INPUT RECORDS:

·····

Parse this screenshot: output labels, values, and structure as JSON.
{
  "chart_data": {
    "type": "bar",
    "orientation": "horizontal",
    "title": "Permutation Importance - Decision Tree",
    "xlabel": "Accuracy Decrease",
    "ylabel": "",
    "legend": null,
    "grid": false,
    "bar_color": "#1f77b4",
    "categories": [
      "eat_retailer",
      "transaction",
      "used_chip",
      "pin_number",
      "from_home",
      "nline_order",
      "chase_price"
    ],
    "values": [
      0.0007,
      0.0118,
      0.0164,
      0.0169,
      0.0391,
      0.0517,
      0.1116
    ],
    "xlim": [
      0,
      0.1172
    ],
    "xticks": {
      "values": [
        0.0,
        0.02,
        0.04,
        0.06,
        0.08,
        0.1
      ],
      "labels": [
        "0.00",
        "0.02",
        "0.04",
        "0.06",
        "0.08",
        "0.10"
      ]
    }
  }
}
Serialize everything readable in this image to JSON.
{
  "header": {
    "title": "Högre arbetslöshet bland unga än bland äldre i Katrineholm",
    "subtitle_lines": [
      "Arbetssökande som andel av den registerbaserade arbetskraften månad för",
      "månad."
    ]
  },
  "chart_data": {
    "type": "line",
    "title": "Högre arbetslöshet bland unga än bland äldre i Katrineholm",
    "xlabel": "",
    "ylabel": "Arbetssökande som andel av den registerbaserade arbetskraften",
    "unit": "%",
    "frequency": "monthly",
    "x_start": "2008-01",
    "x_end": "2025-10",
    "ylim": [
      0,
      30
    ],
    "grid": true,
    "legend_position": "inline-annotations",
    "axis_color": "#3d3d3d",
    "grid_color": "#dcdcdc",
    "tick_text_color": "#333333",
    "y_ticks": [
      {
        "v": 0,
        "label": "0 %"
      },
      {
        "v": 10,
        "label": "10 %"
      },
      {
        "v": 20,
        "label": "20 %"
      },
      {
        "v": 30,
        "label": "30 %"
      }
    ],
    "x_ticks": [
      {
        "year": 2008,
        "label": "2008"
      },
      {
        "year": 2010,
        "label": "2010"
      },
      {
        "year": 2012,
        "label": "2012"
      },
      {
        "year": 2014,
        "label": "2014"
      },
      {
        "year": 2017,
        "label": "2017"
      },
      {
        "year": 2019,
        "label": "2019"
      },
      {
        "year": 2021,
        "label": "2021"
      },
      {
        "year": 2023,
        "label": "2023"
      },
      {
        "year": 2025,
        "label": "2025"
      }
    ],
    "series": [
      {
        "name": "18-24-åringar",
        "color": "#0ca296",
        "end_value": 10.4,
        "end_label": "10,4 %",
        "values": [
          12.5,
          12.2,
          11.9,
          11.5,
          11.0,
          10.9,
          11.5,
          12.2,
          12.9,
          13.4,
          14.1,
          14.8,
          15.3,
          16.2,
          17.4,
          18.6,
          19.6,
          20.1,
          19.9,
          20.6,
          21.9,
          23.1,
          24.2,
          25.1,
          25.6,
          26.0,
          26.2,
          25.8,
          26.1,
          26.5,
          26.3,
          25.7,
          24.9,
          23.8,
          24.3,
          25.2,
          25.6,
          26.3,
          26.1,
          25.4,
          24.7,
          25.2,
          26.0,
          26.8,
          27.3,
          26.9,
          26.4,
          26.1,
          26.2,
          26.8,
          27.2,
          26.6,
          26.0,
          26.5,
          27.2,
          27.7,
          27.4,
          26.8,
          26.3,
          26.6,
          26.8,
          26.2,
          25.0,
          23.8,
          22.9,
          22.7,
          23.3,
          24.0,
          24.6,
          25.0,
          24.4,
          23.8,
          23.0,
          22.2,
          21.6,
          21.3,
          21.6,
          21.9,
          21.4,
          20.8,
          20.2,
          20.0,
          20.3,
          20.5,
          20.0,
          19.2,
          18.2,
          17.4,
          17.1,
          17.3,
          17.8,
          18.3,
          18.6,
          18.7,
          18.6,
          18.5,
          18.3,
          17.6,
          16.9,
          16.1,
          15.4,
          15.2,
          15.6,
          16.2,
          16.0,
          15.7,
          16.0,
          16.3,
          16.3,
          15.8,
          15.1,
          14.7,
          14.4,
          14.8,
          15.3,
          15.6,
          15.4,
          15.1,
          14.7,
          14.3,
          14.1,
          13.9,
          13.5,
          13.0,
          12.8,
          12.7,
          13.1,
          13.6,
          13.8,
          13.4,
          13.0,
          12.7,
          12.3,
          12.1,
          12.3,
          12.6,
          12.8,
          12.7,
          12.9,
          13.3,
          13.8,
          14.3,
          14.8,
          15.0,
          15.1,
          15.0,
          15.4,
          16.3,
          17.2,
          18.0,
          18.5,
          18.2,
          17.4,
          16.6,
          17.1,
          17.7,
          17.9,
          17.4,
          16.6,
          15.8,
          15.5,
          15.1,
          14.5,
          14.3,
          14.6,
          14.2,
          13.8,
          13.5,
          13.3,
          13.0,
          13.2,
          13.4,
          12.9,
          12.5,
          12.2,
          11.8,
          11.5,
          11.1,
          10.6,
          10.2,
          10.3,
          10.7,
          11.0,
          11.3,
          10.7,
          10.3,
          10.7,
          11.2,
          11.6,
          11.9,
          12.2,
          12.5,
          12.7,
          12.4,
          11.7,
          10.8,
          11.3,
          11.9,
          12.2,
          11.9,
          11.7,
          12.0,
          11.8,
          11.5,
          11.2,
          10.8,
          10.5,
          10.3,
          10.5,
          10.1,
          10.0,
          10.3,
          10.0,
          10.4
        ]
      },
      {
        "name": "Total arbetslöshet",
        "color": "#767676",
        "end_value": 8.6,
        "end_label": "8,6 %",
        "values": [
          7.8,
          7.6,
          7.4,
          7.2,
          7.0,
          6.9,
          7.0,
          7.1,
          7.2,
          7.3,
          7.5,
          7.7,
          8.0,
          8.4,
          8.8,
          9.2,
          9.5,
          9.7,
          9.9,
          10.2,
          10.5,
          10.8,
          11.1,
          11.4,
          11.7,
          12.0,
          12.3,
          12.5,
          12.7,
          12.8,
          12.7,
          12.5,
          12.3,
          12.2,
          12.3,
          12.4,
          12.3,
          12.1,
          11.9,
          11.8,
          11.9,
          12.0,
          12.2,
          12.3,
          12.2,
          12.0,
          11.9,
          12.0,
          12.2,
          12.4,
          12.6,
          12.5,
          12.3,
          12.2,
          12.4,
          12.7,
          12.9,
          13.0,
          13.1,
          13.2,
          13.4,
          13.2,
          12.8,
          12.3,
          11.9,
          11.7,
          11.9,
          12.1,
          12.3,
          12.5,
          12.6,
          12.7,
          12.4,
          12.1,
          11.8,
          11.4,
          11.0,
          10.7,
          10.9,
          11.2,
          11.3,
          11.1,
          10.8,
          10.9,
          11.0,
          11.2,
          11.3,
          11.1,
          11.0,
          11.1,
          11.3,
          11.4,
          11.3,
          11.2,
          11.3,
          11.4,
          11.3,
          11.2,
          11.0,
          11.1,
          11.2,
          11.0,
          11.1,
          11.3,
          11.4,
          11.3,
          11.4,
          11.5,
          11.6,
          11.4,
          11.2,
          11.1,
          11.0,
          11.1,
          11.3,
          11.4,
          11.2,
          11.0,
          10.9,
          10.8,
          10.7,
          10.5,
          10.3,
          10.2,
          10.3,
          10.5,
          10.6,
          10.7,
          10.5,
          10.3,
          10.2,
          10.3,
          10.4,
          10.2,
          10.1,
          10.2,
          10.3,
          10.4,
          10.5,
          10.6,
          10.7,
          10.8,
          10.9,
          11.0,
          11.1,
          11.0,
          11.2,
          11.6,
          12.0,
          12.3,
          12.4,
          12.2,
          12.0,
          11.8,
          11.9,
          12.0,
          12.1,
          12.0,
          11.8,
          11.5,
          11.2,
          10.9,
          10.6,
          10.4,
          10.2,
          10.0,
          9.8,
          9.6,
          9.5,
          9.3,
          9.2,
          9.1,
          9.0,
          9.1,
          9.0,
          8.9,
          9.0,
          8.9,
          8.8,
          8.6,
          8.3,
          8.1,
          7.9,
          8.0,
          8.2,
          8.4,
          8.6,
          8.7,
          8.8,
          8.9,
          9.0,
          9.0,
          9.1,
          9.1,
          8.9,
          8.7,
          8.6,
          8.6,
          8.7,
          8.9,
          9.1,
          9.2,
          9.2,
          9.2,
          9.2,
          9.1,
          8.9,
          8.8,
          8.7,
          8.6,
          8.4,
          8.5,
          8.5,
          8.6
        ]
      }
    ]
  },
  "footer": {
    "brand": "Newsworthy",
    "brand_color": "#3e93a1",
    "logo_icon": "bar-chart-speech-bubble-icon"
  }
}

·····

YOUR INSTRUCTIONS:
Show the lines of the records that include the string "name".

TASK OUTPUT:
        "name": "18-24-åringar",
        "name": "Total arbetslöshet",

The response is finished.